(begin)

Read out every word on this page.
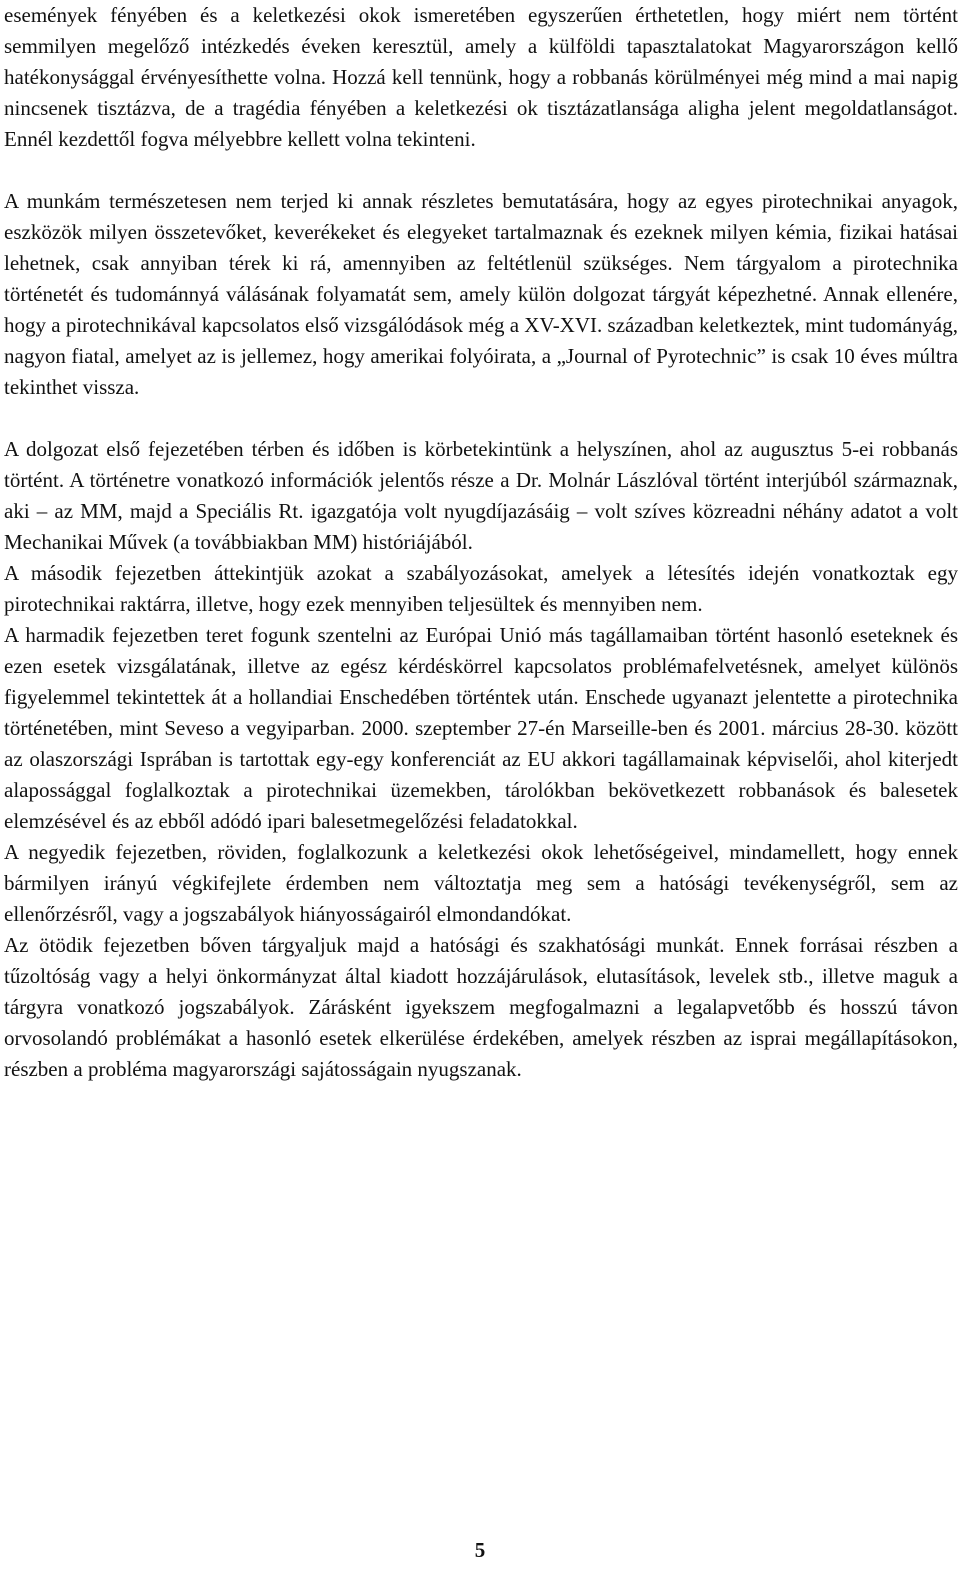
események fényében és a keletkezési okok ismeretében egyszerűen érthetetlen, hogy miért nem történt semmilyen megelőző intézkedés éveken keresztül, amely a külföldi tapasztalatokat Magyarországon kellő hatékonysággal érvényesíthette volna. Hozzá kell tennünk, hogy a robbanás körülményei még mind a mai napig nincsenek tisztázva, de a tragédia fényében a keletkezési ok tisztázatlansága aligha jelent megoldatlanságot. Ennél kezdettől fogva mélyebbre kellett volna tekinteni.

A munkám természetesen nem terjed ki annak részletes bemutatására, hogy az egyes pirotechnikai anyagok, eszközök milyen összetevőket, keverékeket és elegyeket tartalmaznak és ezeknek milyen kémia, fizikai hatásai lehetnek, csak annyiban térek ki rá, amennyiben az feltétlenül szükséges. Nem tárgyalom a pirotechnika történetét és tudománnyá válásának folyamatát sem, amely külön dolgozat tárgyát képezhetné. Annak ellenére, hogy a pirotechnikával kapcsolatos első vizsgálódások még a XV-XVI. században keletkeztek, mint tudományág, nagyon fiatal, amelyet az is jellemez, hogy amerikai folyóirata, a „Journal of Pyrotechnic” is csak 10 éves múltra tekinthet vissza.

A dolgozat első fejezetében térben és időben is körbetekintünk a helyszínen, ahol az augusztus 5-ei robbanás történt. A történetre vonatkozó információk jelentős része a Dr. Molnár Lászlóval történt interjúból származnak, aki – az MM, majd a Speciális Rt. igazgatója volt nyugdíjazásáig – volt szíves közreadni néhány adatot a volt Mechanikai Művek (a továbbiakban MM) históriájából.

A második fejezetben áttekintjük azokat a szabályozásokat, amelyek a létesítés idején vonatkoztak egy pirotechnikai raktárra, illetve, hogy ezek mennyiben teljesültek és mennyiben nem.

A harmadik fejezetben teret fogunk szentelni az Európai Unió más tagállamaiban történt hasonló eseteknek és ezen esetek vizsgálatának, illetve az egész kérdéskörrel kapcsolatos problémafelvetésnek, amelyet különös figyelemmel tekintettek át a hollandiai Enschedében történtek után. Enschede ugyanazt jelentette a pirotechnika történetében, mint Seveso a vegyiparban. 2000. szeptember 27-én Marseille-ben és 2001. március 28-30. között az olaszországi Isprában is tartottak egy-egy konferenciát az EU akkori tagállamainak képviselői, ahol kiterjedt alapossággal foglalkoztak a pirotechnikai üzemekben, tárolókban bekövetkezett robbanások és balesetek elemzésével és az ebből adódó ipari balesetmegelőzési feladatokkal.

A negyedik fejezetben, röviden, foglalkozunk a keletkezési okok lehetőségeivel, mindamellett, hogy ennek bármilyen irányú végkifejlete érdemben nem változtatja meg sem a hatósági tevékenységről, sem az ellenőrzésről, vagy a jogszabályok hiányosságairól elmondandókat.

Az ötödik fejezetben bőven tárgyaljuk majd a hatósági és szakhatósági munkát. Ennek forrásai részben a tűzoltóság vagy a helyi önkormányzat által kiadott hozzájárulások, elutasítások, levelek stb., illetve maguk a tárgyra vonatkozó jogszabályok. Zárásként igyekszem megfogalmazni a legalapvetőbb és hosszú távon orvosolandó problémákat a hasonló esetek elkerülése érdekében, amelyek részben az isprai megállapításokon, részben a probléma magyarországi sajátosságain nyugszanak.

5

(end)

— Aim —
Omit all pictures while transcribing the entries verbatim.

— The reply —
Read out every word on this page.
események fényében és a keletkezési okok ismeretében egyszerűen érthetetlen, hogy miért nem történt semmilyen megelőző intézkedés éveken keresztül, amely a külföldi tapasztalatokat Magyarországon kellő hatékonysággal érvényesíthette volna. Hozzá kell tennünk, hogy a robbanás körülményei még mind a mai napig nincsenek tisztázva, de a tragédia fényében a keletkezési ok tisztázatlansága aligha jelent megoldatlanságot. Ennél kezdettől fogva mélyebbre kellett volna tekinteni.

A munkám természetesen nem terjed ki annak részletes bemutatására, hogy az egyes pirotechnikai anyagok, eszközök milyen összetevőket, keverékeket és elegyeket tartalmaznak és ezeknek milyen kémia, fizikai hatásai lehetnek, csak annyiban térek ki rá, amennyiben az feltétlenül szükséges. Nem tárgyalom a pirotechnika történetét és tudománnyá válásának folyamatát sem, amely külön dolgozat tárgyát képezhetné. Annak ellenére, hogy a pirotechnikával kapcsolatos első vizsgálódások még a XV-XVI. században keletkeztek, mint tudományág, nagyon fiatal, amelyet az is jellemez, hogy amerikai folyóirata, a „Journal of Pyrotechnic” is csak 10 éves múltra tekinthet vissza.

A dolgozat első fejezetében térben és időben is körbetekintünk a helyszínen, ahol az augusztus 5-ei robbanás történt. A történetre vonatkozó információk jelentős része a Dr. Molnár Lászlóval történt interjúból származnak, aki – az MM, majd a Speciális Rt. igazgatója volt nyugdíjazásáig – volt szíves közreadni néhány adatot a volt Mechanikai Művek (a továbbiakban MM) históriájából.

A második fejezetben áttekintjük azokat a szabályozásokat, amelyek a létesítés idején vonatkoztak egy pirotechnikai raktárra, illetve, hogy ezek mennyiben teljesültek és mennyiben nem.

A harmadik fejezetben teret fogunk szentelni az Európai Unió más tagállamaiban történt hasonló eseteknek és ezen esetek vizsgálatának, illetve az egész kérdéskörrel kapcsolatos problémafelvetésnek, amelyet különös figyelemmel tekintettek át a hollandiai Enschedében történtek után. Enschede ugyanazt jelentette a pirotechnika történetében, mint Seveso a vegyiparban. 2000. szeptember 27-én Marseille-ben és 2001. március 28-30. között az olaszországi Isprában is tartottak egy-egy konferenciát az EU akkori tagállamainak képviselői, ahol kiterjedt alapossággal foglalkoztak a pirotechnikai üzemekben, tárolókban bekövetkezett robbanások és balesetek elemzésével és az ebből adódó ipari balesetmegelőzési feladatokkal.

A negyedik fejezetben, röviden, foglalkozunk a keletkezési okok lehetőségeivel, mindamellett, hogy ennek bármilyen irányú végkifejlete érdemben nem változtatja meg sem a hatósági tevékenységről, sem az ellenőrzésről, vagy a jogszabályok hiányosságairól elmondandókat.

Az ötödik fejezetben bőven tárgyaljuk majd a hatósági és szakhatósági munkát. Ennek forrásai részben a tűzoltóság vagy a helyi önkormányzat által kiadott hozzájárulások, elutasítások, levelek stb., illetve maguk a tárgyra vonatkozó jogszabályok. Zárásként igyekszem megfogalmazni a legalapvetőbb és hosszú távon orvosolandó problémákat a hasonló esetek elkerülése érdekében, amelyek részben az isprai megállapításokon, részben a probléma magyarországi sajátosságain nyugszanak.

5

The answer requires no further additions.